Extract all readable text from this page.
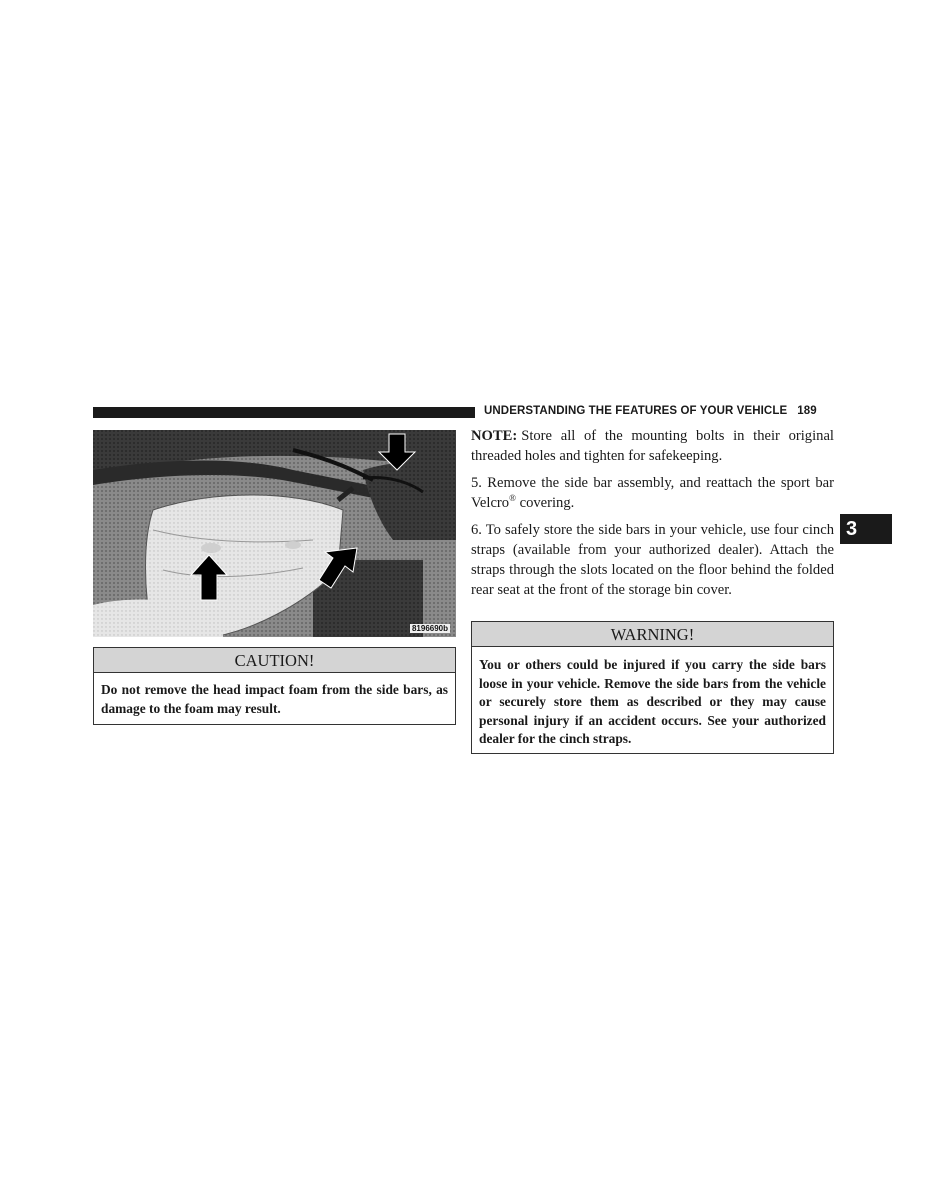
UNDERSTANDING THE FEATURES OF YOUR VEHICLE 189
3
8196690b
CAUTION!
Do not remove the head impact foam from the side bars, as damage to the foam may result.

NOTE: Store all of the mounting bolts in their original threaded holes and tighten for safekeeping.

5. Remove the side bar assembly, and reattach the sport bar Velcro® covering.

6. To safely store the side bars in your vehicle, use four cinch straps (available from your authorized dealer). Attach the straps through the slots located on the floor behind the folded rear seat at the front of the storage bin cover.

WARNING!
You or others could be injured if you carry the side bars loose in your vehicle. Remove the side bars from the vehicle or securely store them as described or they may cause personal injury if an accident occurs. See your authorized dealer for the cinch straps.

####

» **INSTRUCTION**
Copy out the records above in full, exactly as written, but not the pictures.

» **OUTPUT OF THE EXERCISE**
Extract all readable text from this page.
UNDERSTANDING THE FEATURES OF YOUR VEHICLE 189
3
8196690b
CAUTION!
Do not remove the head impact foam from the side bars, as damage to the foam may result.

NOTE: Store all of the mounting bolts in their original threaded holes and tighten for safekeeping.

5. Remove the side bar assembly, and reattach the sport bar Velcro® covering.

6. To safely store the side bars in your vehicle, use four cinch straps (available from your authorized dealer). Attach the straps through the slots located on the floor behind the folded rear seat at the front of the storage bin cover.

WARNING!
You or others could be injured if you carry the side bars loose in your vehicle. Remove the side bars from the vehicle or securely store them as described or they may cause personal injury if an accident occurs. See your authorized dealer for the cinch straps.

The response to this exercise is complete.